• _Instructions for the task_
In your copy, reproduce the entries exactly as they are, minus the images.

Figure record extracts
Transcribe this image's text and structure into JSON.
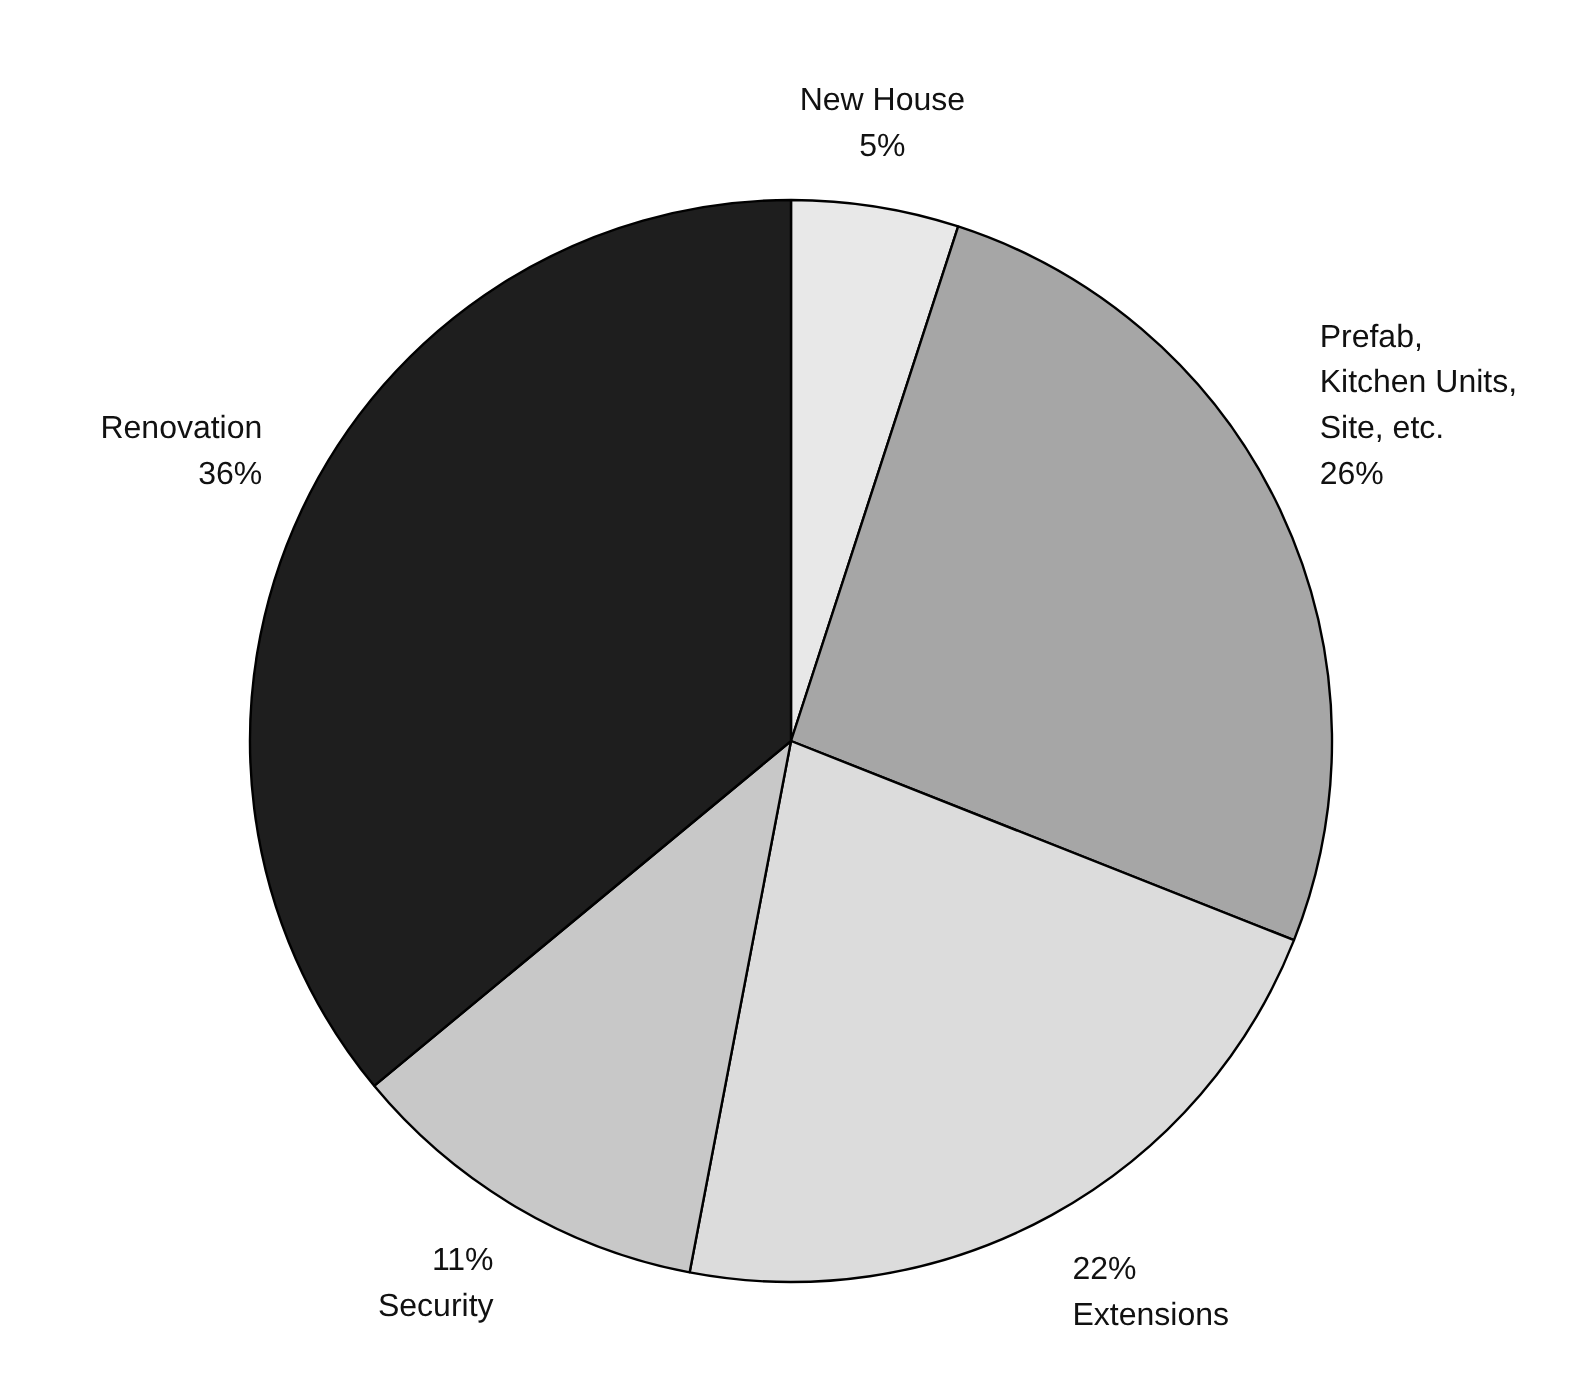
{
  "chart_data": {
    "type": "pie",
    "categories": [
      "New House",
      "Prefab,\nKitchen Units,\nSite, etc.",
      "Extensions",
      "Security",
      "Renovation"
    ],
    "values": [
      5,
      26,
      22,
      11,
      36
    ],
    "value_labels": [
      "5%",
      "26%",
      "22%",
      "11%",
      "36%"
    ],
    "colors": [
      "#e8e8e8",
      "#a6a6a6",
      "#dcdcdc",
      "#c8c8c8",
      "#1e1e1e"
    ]
  }
}
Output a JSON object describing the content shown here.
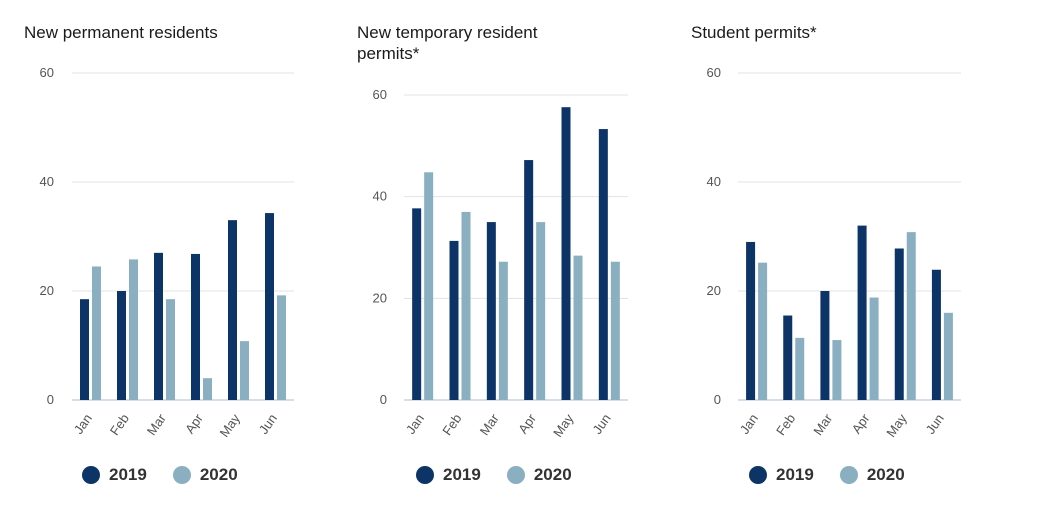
{
  "colors": {
    "s2019": "#0d3466",
    "s2020": "#8aafc1",
    "grid": "#e3e3e3",
    "axis": "#c8d3df"
  },
  "chart_data": [
    {
      "type": "bar",
      "title": "New permanent residents",
      "categories": [
        "Jan",
        "Feb",
        "Mar",
        "Apr",
        "May",
        "Jun"
      ],
      "ylim": [
        0,
        60
      ],
      "yticks": [
        "0",
        "20",
        "40",
        "60"
      ],
      "series": [
        {
          "name": "2019",
          "values": [
            18.5,
            20,
            27,
            26.8,
            33,
            34.3
          ]
        },
        {
          "name": "2020",
          "values": [
            24.5,
            25.8,
            18.5,
            4,
            10.8,
            19.2
          ]
        }
      ]
    },
    {
      "type": "bar",
      "title": "New temporary resident permits*",
      "categories": [
        "Jan",
        "Feb",
        "Mar",
        "Apr",
        "May",
        "Jun"
      ],
      "ylim": [
        0,
        60
      ],
      "yticks": [
        "0",
        "20",
        "40",
        "60"
      ],
      "series": [
        {
          "name": "2019",
          "values": [
            37.7,
            31.3,
            35,
            47.2,
            57.6,
            53.3
          ]
        },
        {
          "name": "2020",
          "values": [
            44.8,
            37,
            27.2,
            35,
            28.4,
            27.2
          ]
        }
      ]
    },
    {
      "type": "bar",
      "title": "Student permits*",
      "categories": [
        "Jan",
        "Feb",
        "Mar",
        "Apr",
        "May",
        "Jun"
      ],
      "ylim": [
        0,
        60
      ],
      "yticks": [
        "0",
        "20",
        "40",
        "60"
      ],
      "series": [
        {
          "name": "2019",
          "values": [
            29,
            15.5,
            20,
            32,
            27.8,
            23.9
          ]
        },
        {
          "name": "2020",
          "values": [
            25.2,
            11.4,
            11,
            18.8,
            30.8,
            16
          ]
        }
      ]
    }
  ]
}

• _The completed task_
Transcribe this image's text and structure into JSON.
{
  "chart_data": {
    "type": "pie",
    "categories": [
      "New House",
      "Prefab,\nKitchen Units,\nSite, etc.",
      "Extensions",
      "Security",
      "Renovation"
    ],
    "values": [
      5,
      26,
      22,
      11,
      36
    ],
    "value_labels": [
      "5%",
      "26%",
      "22%",
      "11%",
      "36%"
    ],
    "colors": [
      "#e8e8e8",
      "#a6a6a6",
      "#dcdcdc",
      "#c8c8c8",
      "#1e1e1e"
    ]
  }
}
Output a JSON object describing the content shown here.
{
  "colors": {
    "s2019": "#0d3466",
    "s2020": "#8aafc1",
    "grid": "#e3e3e3",
    "axis": "#c8d3df"
  },
  "chart_data": [
    {
      "type": "bar",
      "title": "New permanent residents",
      "categories": [
        "Jan",
        "Feb",
        "Mar",
        "Apr",
        "May",
        "Jun"
      ],
      "ylim": [
        0,
        60
      ],
      "yticks": [
        "0",
        "20",
        "40",
        "60"
      ],
      "series": [
        {
          "name": "2019",
          "values": [
            18.5,
            20,
            27,
            26.8,
            33,
            34.3
          ]
        },
        {
          "name": "2020",
          "values": [
            24.5,
            25.8,
            18.5,
            4,
            10.8,
            19.2
          ]
        }
      ]
    },
    {
      "type": "bar",
      "title": "New temporary resident permits*",
      "categories": [
        "Jan",
        "Feb",
        "Mar",
        "Apr",
        "May",
        "Jun"
      ],
      "ylim": [
        0,
        60
      ],
      "yticks": [
        "0",
        "20",
        "40",
        "60"
      ],
      "series": [
        {
          "name": "2019",
          "values": [
            37.7,
            31.3,
            35,
            47.2,
            57.6,
            53.3
          ]
        },
        {
          "name": "2020",
          "values": [
            44.8,
            37,
            27.2,
            35,
            28.4,
            27.2
          ]
        }
      ]
    },
    {
      "type": "bar",
      "title": "Student permits*",
      "categories": [
        "Jan",
        "Feb",
        "Mar",
        "Apr",
        "May",
        "Jun"
      ],
      "ylim": [
        0,
        60
      ],
      "yticks": [
        "0",
        "20",
        "40",
        "60"
      ],
      "series": [
        {
          "name": "2019",
          "values": [
            29,
            15.5,
            20,
            32,
            27.8,
            23.9
          ]
        },
        {
          "name": "2020",
          "values": [
            25.2,
            11.4,
            11,
            18.8,
            30.8,
            16
          ]
        }
      ]
    }
  ]
}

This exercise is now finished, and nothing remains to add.